### WORK TO DO
Reproduce the items verbatim, starting at the line that contains "y-tick-label: 10 bbox=[37, 337, 51, 350]" and ending at the line that contains "y-tick-label: 14 bbox=[37, 272, 51, 285]", with both of those lines included.

### DATA TO USE

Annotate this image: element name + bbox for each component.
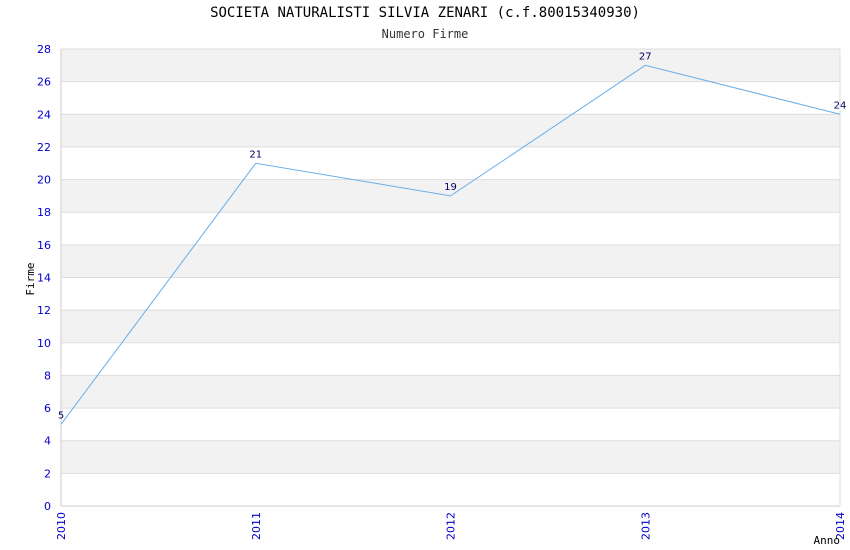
y-tick-label: 10 bbox=[37, 337, 51, 350]
x-axis-title: Anno bbox=[814, 534, 841, 547]
plot-band bbox=[61, 440, 840, 474]
y-tick-label: 4 bbox=[44, 435, 51, 448]
plot-band bbox=[61, 342, 840, 376]
plot-band bbox=[61, 114, 840, 147]
plot-band bbox=[61, 375, 840, 409]
plot-band bbox=[61, 146, 840, 180]
plot-band bbox=[61, 49, 840, 82]
y-tick-label: 0 bbox=[44, 500, 51, 513]
y-tick-label: 24 bbox=[37, 108, 51, 121]
plot-band bbox=[61, 244, 840, 278]
y-tick-label: 16 bbox=[37, 239, 51, 252]
x-tick-label: 2011 bbox=[250, 512, 263, 540]
y-tick-label: 12 bbox=[37, 304, 51, 317]
data-label: 19 bbox=[444, 182, 457, 193]
x-tick-label: 2012 bbox=[445, 512, 458, 540]
y-tick-label: 14 bbox=[37, 272, 51, 285]
data-label: 21 bbox=[249, 149, 262, 160]
plot-band bbox=[61, 310, 840, 343]
y-tick-label: 26 bbox=[37, 76, 51, 89]
y-tick-label: 28 bbox=[37, 43, 51, 56]
x-tick-label: 2013 bbox=[639, 512, 652, 540]
plot-band bbox=[61, 81, 840, 115]
data-label: 5 bbox=[58, 410, 64, 421]
y-tick-label: 8 bbox=[44, 369, 51, 382]
y-tick-label: 18 bbox=[37, 206, 51, 219]
plot-band bbox=[61, 408, 840, 441]
plot-band bbox=[61, 212, 840, 245]
y-tick-label: 22 bbox=[37, 141, 51, 154]
chart: SOCIETA NATURALISTI SILVIA ZENARI (c.f.8… bbox=[0, 0, 850, 550]
plot-band bbox=[61, 473, 840, 506]
data-label: 27 bbox=[639, 51, 652, 62]
x-tick-label: 2010 bbox=[55, 512, 68, 540]
plot-band bbox=[61, 277, 840, 311]
y-tick-label: 6 bbox=[44, 402, 51, 415]
y-tick-label: 20 bbox=[37, 174, 51, 187]
y-axis-title: Firme bbox=[24, 262, 37, 295]
data-label: 24 bbox=[834, 100, 847, 111]
chart-plot: 02468101214161820222426282010 2011 2012 201… bbox=[24, 43, 847, 547]
y-tick-label: 2 bbox=[44, 467, 51, 480]
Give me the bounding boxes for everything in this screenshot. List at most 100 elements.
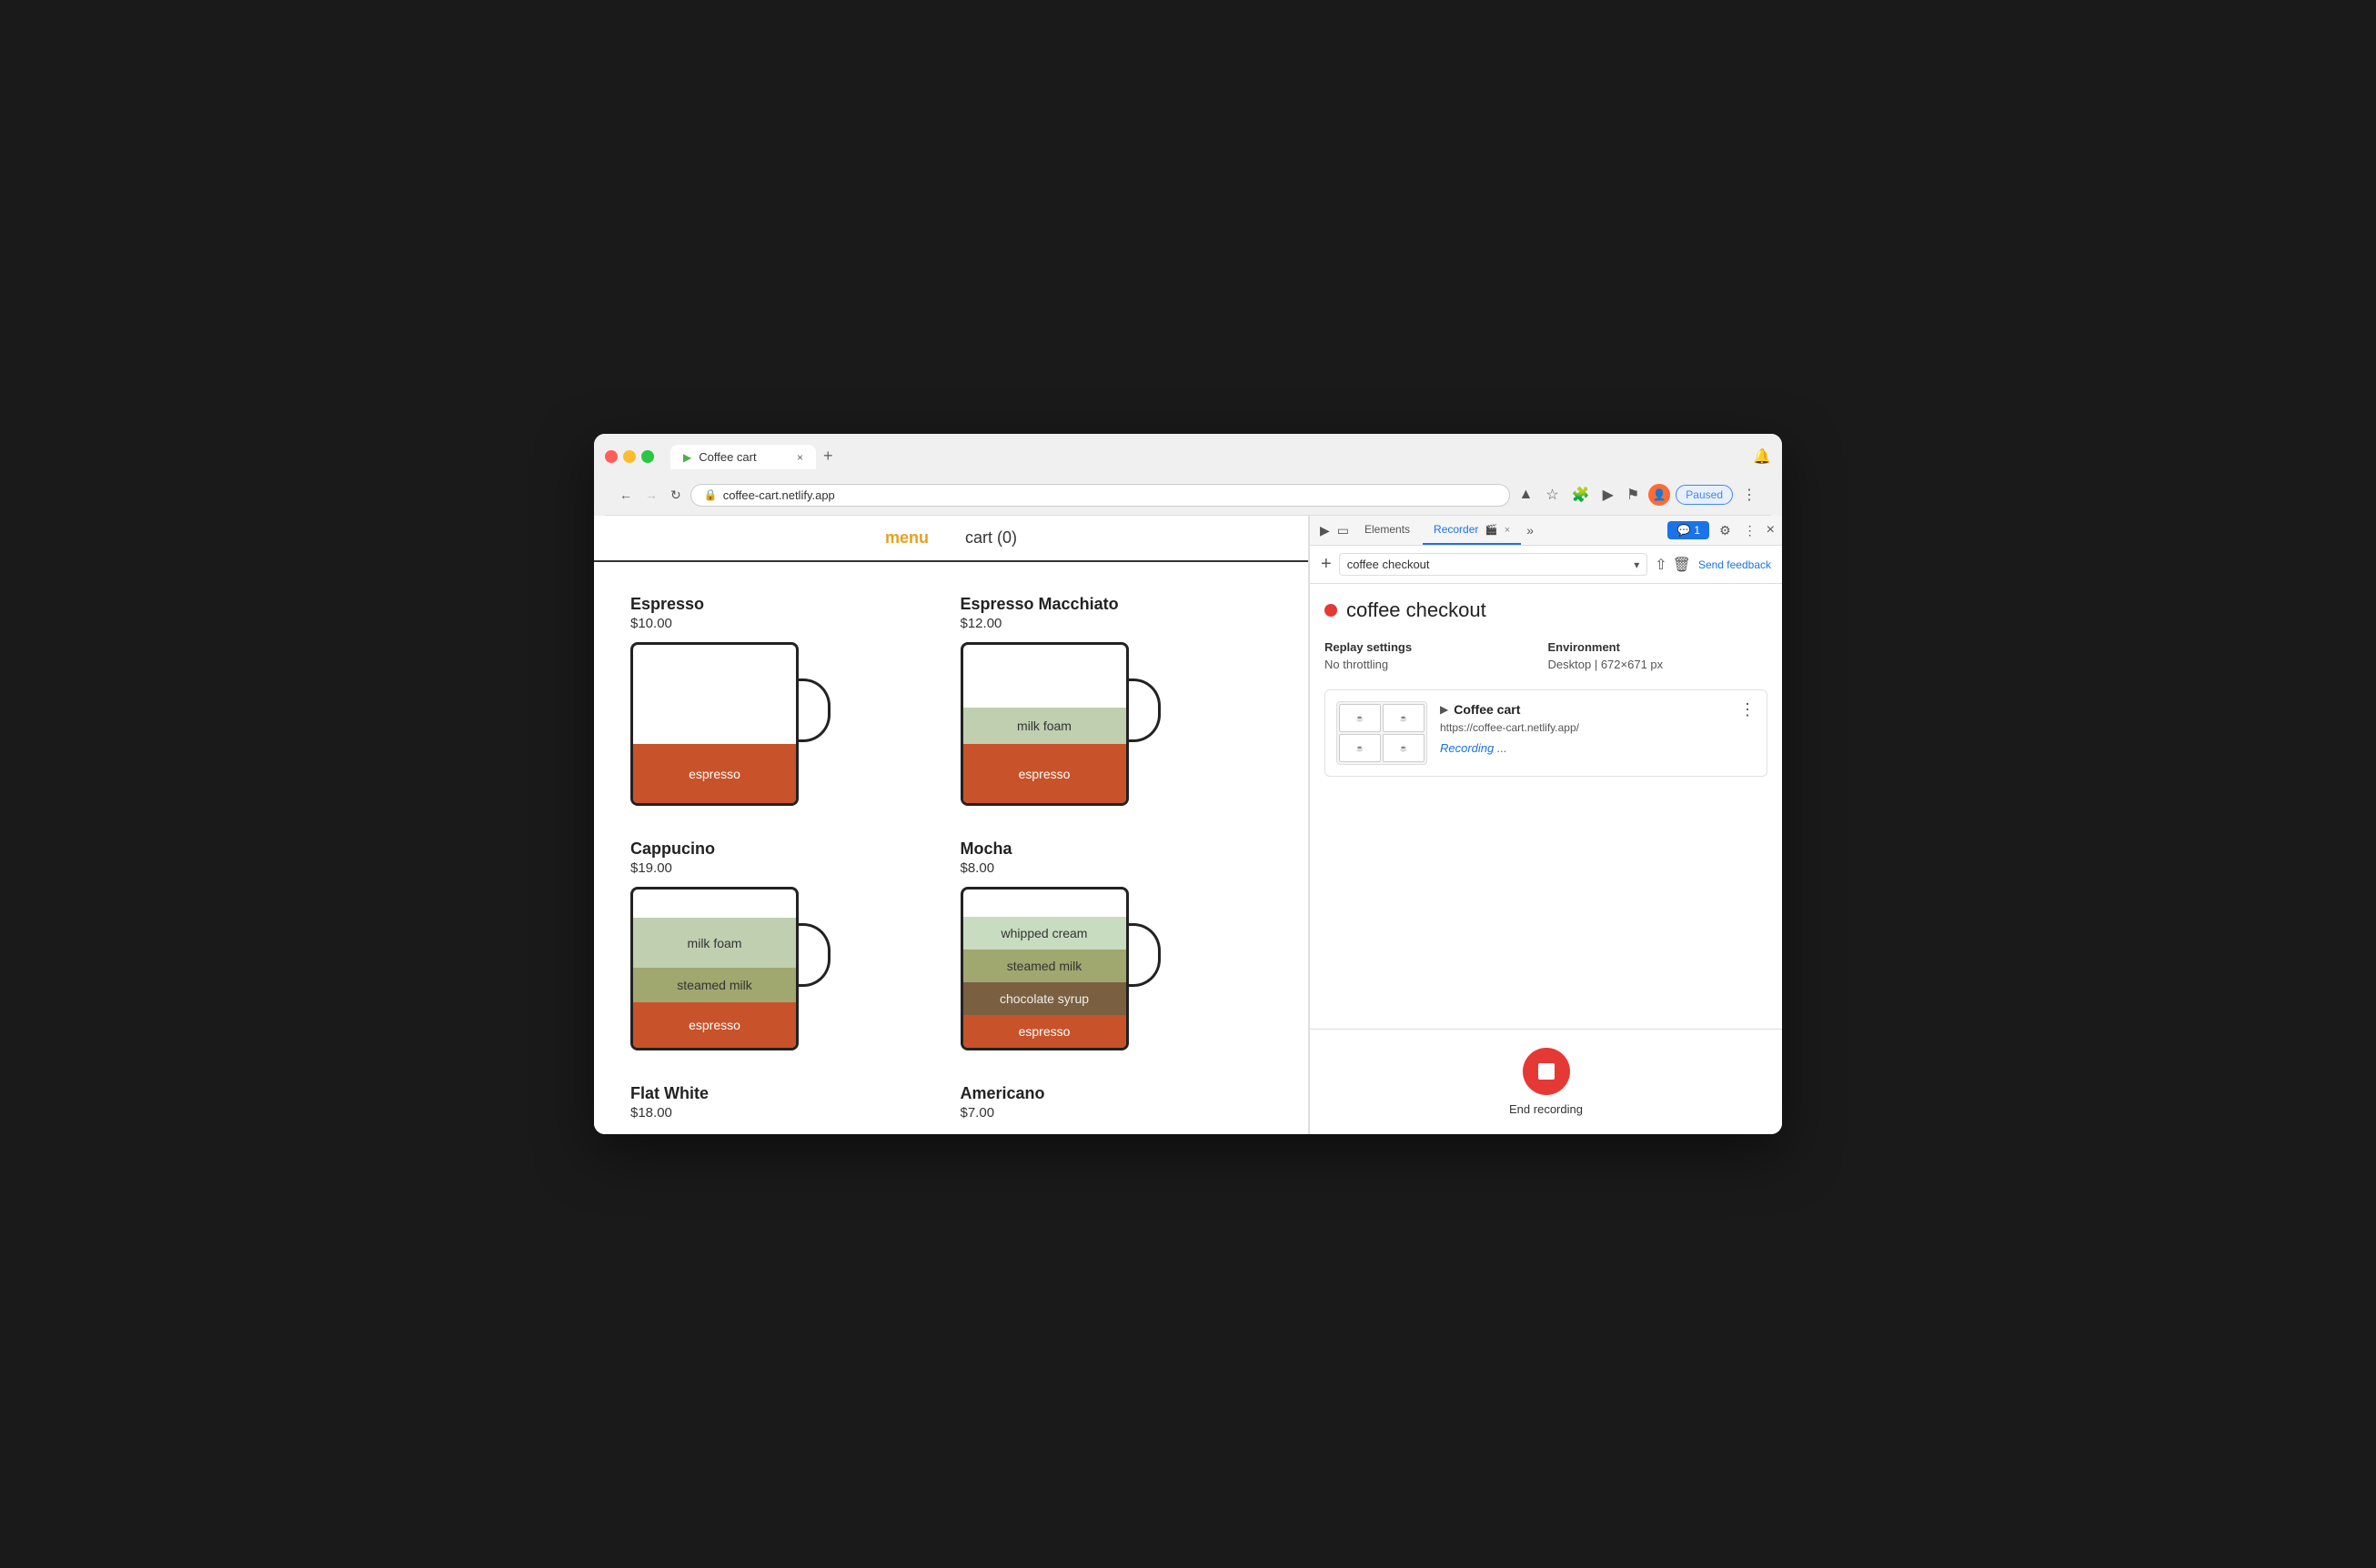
recorder-tab-close[interactable]: × (1505, 525, 1510, 536)
elements-tab-label: Elements (1364, 523, 1410, 536)
dropdown-arrow-icon: ▾ (1634, 558, 1639, 571)
espresso-macchiato-item[interactable]: Espresso Macchiato $12.00 milk foam espr… (951, 580, 1282, 825)
address-bar[interactable]: 🔒 coffee-cart.netlify.app (690, 484, 1510, 507)
more-tabs-button[interactable]: » (1523, 519, 1537, 541)
bookmark-button[interactable]: ☆ (1542, 482, 1562, 508)
separator: | (1595, 658, 1601, 671)
resolution-label: 672×671 px (1601, 658, 1663, 671)
thumb-cell-4: ☕ (1383, 734, 1425, 762)
flat-white-name: Flat White (630, 1084, 942, 1103)
replay-settings-label: Replay settings (1324, 640, 1545, 654)
mocha-layer-whipped-cream: whipped cream (963, 917, 1126, 950)
mocha-layer-chocolate-syrup: chocolate syrup (963, 982, 1126, 1015)
espresso-mug-body: espresso (630, 642, 799, 806)
extension-icon: 🔔 (1753, 447, 1771, 466)
forward-button[interactable]: → (641, 484, 661, 506)
flat-white-item[interactable]: Flat White $18.00 (621, 1070, 951, 1134)
devtools-more-btn[interactable]: ⋮ (1741, 520, 1759, 541)
mocha-name: Mocha (961, 839, 1273, 859)
devtools-devices-btn[interactable]: ▭ (1334, 520, 1352, 541)
preview-title-row: ▶ Coffee cart ⋮ (1440, 701, 1756, 718)
chat-icon: 💬 (1676, 524, 1690, 537)
traffic-lights (605, 450, 654, 463)
reload-button[interactable]: ↻ (667, 484, 685, 507)
recorder-add-button[interactable]: + (1321, 554, 1332, 575)
browser-toolbar: ← → ↻ 🔒 coffee-cart.netlify.app ▲ ☆ 🧩 ▶ … (605, 477, 1771, 516)
delete-button[interactable]: 🗑 (1673, 556, 1691, 574)
macchiato-layer-milk-foam: milk foam (963, 708, 1126, 744)
tab-close-button[interactable]: × (797, 451, 803, 464)
mocha-item[interactable]: Mocha $8.00 whipped cream steamed milk c… (951, 825, 1282, 1070)
macchiato-mug-handle (1126, 678, 1161, 742)
preview-more-button[interactable]: ⋮ (1739, 701, 1756, 718)
espresso-mug-handle (796, 678, 831, 742)
close-traffic-light[interactable] (605, 450, 618, 463)
mocha-mug: whipped cream steamed milk chocolate syr… (961, 887, 1161, 1055)
minimize-traffic-light[interactable] (623, 450, 636, 463)
devtools-close-btn[interactable]: × (1767, 522, 1775, 538)
replay-settings-grid: Replay settings Environment No throttlin… (1324, 640, 1767, 671)
stop-icon (1538, 1063, 1555, 1080)
recorder-content: coffee checkout Replay settings Environm… (1310, 584, 1782, 1029)
mocha-layer-espresso: espresso (963, 1015, 1126, 1048)
recording-status-text: Recording ... (1440, 741, 1756, 755)
share-button[interactable]: ▲ (1515, 483, 1537, 507)
profile-extensions-btn[interactable]: ⚑ (1623, 482, 1643, 508)
espresso-mug: espresso (630, 642, 831, 810)
cappucino-item[interactable]: Cappucino $19.00 milk foam steamed milk … (621, 825, 951, 1070)
nav-cart-link[interactable]: cart (0) (965, 528, 1017, 548)
preview-url-text: https://coffee-cart.netlify.app/ (1440, 721, 1756, 734)
recording-title-text: coffee checkout (1346, 598, 1486, 622)
stop-recording-button[interactable] (1523, 1048, 1570, 1095)
recording-name-text: coffee checkout (1347, 558, 1631, 571)
browser-window: ▶ Coffee cart × + 🔔 ← → ↻ 🔒 coffee-cart.… (594, 434, 1782, 1134)
cappucino-layer-steamed-milk: steamed milk (633, 968, 796, 1002)
americano-price: $7.00 (961, 1105, 1273, 1121)
preview-info: ▶ Coffee cart ⋮ https://coffee-cart.netl… (1440, 701, 1756, 755)
devtools-settings-btn[interactable]: ⚙ (1717, 520, 1734, 541)
cast-button[interactable]: ▶ (1599, 482, 1617, 508)
toolbar-actions: ▲ ☆ 🧩 ▶ ⚑ 👤 Paused ⋮ (1515, 482, 1760, 508)
desktop-resolution-value: Desktop | 672×671 px (1548, 658, 1768, 671)
paused-button[interactable]: Paused (1676, 485, 1733, 505)
cappucino-mug: milk foam steamed milk espresso (630, 887, 831, 1055)
tab-elements[interactable]: Elements (1354, 516, 1421, 545)
menu-button[interactable]: ⋮ (1738, 482, 1760, 508)
recorder-tab-label: Recorder (1434, 523, 1478, 536)
devtools-tabs-bar: ▶ ▭ Elements Recorder 🎬 × » 💬 1 (1310, 516, 1782, 546)
back-button[interactable]: ← (616, 484, 636, 506)
address-text: coffee-cart.netlify.app (723, 488, 835, 502)
espresso-name: Espresso (630, 595, 942, 614)
mocha-price: $8.00 (961, 860, 1273, 876)
expand-icon[interactable]: ▶ (1440, 703, 1448, 716)
devtools-cursor-btn[interactable]: ▶ (1317, 520, 1333, 541)
paused-label: Paused (1686, 488, 1723, 501)
recording-title-row: coffee checkout (1324, 598, 1767, 622)
espresso-item[interactable]: Espresso $10.00 espresso (621, 580, 951, 825)
americano-item[interactable]: Americano $7.00 Total: $0.00 (951, 1070, 1282, 1134)
export-button[interactable]: ⇧ (1655, 556, 1666, 574)
user-avatar[interactable]: 👤 (1648, 484, 1670, 506)
recorder-tab-icon: 🎬 (1485, 525, 1498, 536)
recorder-toolbar: + coffee checkout ▾ ⇧ 🗑 Send feedback (1310, 546, 1782, 584)
espresso-layers: espresso (633, 744, 796, 803)
actions-badge-button[interactable]: 💬 1 (1667, 521, 1709, 539)
active-tab[interactable]: ▶ Coffee cart × (670, 445, 816, 469)
send-feedback-link[interactable]: Send feedback (1698, 558, 1771, 571)
cappucino-layer-espresso: espresso (633, 1002, 796, 1048)
recording-name-selector[interactable]: coffee checkout ▾ (1339, 553, 1648, 576)
maximize-traffic-light[interactable] (641, 450, 654, 463)
environment-label: Environment (1548, 640, 1768, 654)
thumb-cell-3: ☕ (1339, 734, 1381, 762)
new-tab-button[interactable]: + (816, 443, 841, 469)
extensions-button[interactable]: 🧩 (1568, 482, 1594, 508)
nav-menu-link[interactable]: menu (885, 528, 929, 548)
lock-icon: 🔒 (704, 488, 718, 501)
americano-name: Americano (961, 1084, 1273, 1103)
macchiato-mug-body: milk foam espresso (961, 642, 1129, 806)
browser-content: menu cart (0) Espresso $10.00 espresso (594, 516, 1782, 1134)
tab-recorder[interactable]: Recorder 🎬 × (1423, 516, 1521, 545)
espresso-price: $10.00 (630, 616, 942, 631)
coffee-grid: Espresso $10.00 espresso Espresso Macchi… (594, 562, 1308, 1134)
mocha-mug-handle (1126, 923, 1161, 987)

### ANSWER BELOW
y-tick-label: 10 bbox=[37, 337, 51, 350]
x-axis-title: Anno bbox=[814, 534, 841, 547]
plot-band bbox=[61, 440, 840, 474]
y-tick-label: 4 bbox=[44, 435, 51, 448]
plot-band bbox=[61, 342, 840, 376]
plot-band bbox=[61, 114, 840, 147]
plot-band bbox=[61, 375, 840, 409]
plot-band bbox=[61, 146, 840, 180]
plot-band bbox=[61, 49, 840, 82]
y-tick-label: 0 bbox=[44, 500, 51, 513]
y-tick-label: 24 bbox=[37, 108, 51, 121]
plot-band bbox=[61, 244, 840, 278]
y-tick-label: 16 bbox=[37, 239, 51, 252]
x-tick-label: 2011 bbox=[250, 512, 263, 540]
y-tick-label: 12 bbox=[37, 304, 51, 317]
data-label: 19 bbox=[444, 182, 457, 193]
x-tick-label: 2012 bbox=[445, 512, 458, 540]
y-tick-label: 14 bbox=[37, 272, 51, 285]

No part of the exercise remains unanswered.